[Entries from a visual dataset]

◇ ◇ ◇ ◇

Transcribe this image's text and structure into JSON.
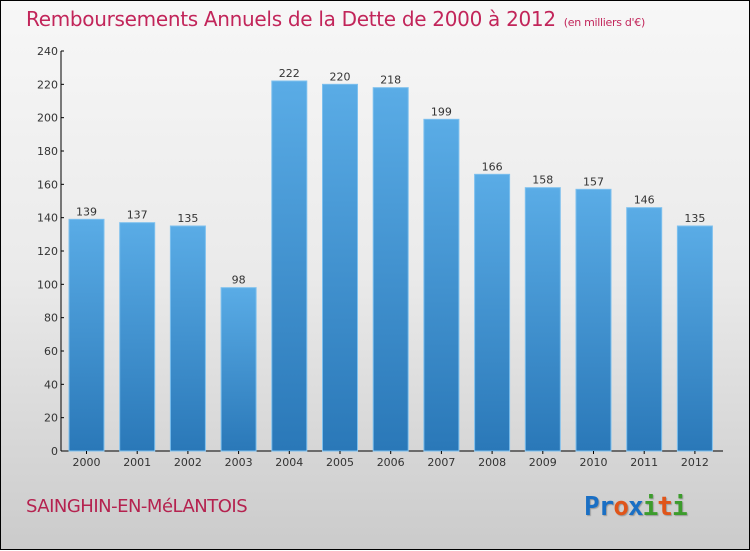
{
  "title": "Remboursements Annuels de la Dette de 2000 à 2012",
  "unit": "(en milliers d'€)",
  "city": "SAINGHIN-EN-MéLANTOIS",
  "logo": {
    "letters": [
      {
        "t": "Pr",
        "c": "#1a6fc4"
      },
      {
        "t": "o",
        "c": "#e0551a"
      },
      {
        "t": "x",
        "c": "#1a6fc4"
      },
      {
        "t": "i",
        "c": "#3c9c2c"
      },
      {
        "t": "t",
        "c": "#e0551a"
      },
      {
        "t": "i",
        "c": "#3c9c2c"
      }
    ]
  },
  "chart_data": {
    "type": "bar",
    "title": "Remboursements Annuels de la Dette de 2000 à 2012",
    "subtitle": "(en milliers d'€)",
    "xlabel": "",
    "ylabel": "",
    "categories": [
      "2000",
      "2001",
      "2002",
      "2003",
      "2004",
      "2005",
      "2006",
      "2007",
      "2008",
      "2009",
      "2010",
      "2011",
      "2012"
    ],
    "values": [
      139,
      137,
      135,
      98,
      222,
      220,
      218,
      199,
      166,
      158,
      157,
      146,
      135
    ],
    "ylim": [
      0,
      240
    ],
    "yticks": [
      0,
      20,
      40,
      60,
      80,
      100,
      120,
      140,
      160,
      180,
      200,
      220,
      240
    ],
    "grid": false,
    "bar_color_top": "#5aace6",
    "bar_color_bottom": "#2a78b8"
  }
}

◇ ◇ ◇ ◇

THE EXERCISE → Of the lines in the material, how many hold the word "Dette"? Reply with the number only.

SOLUTION → 2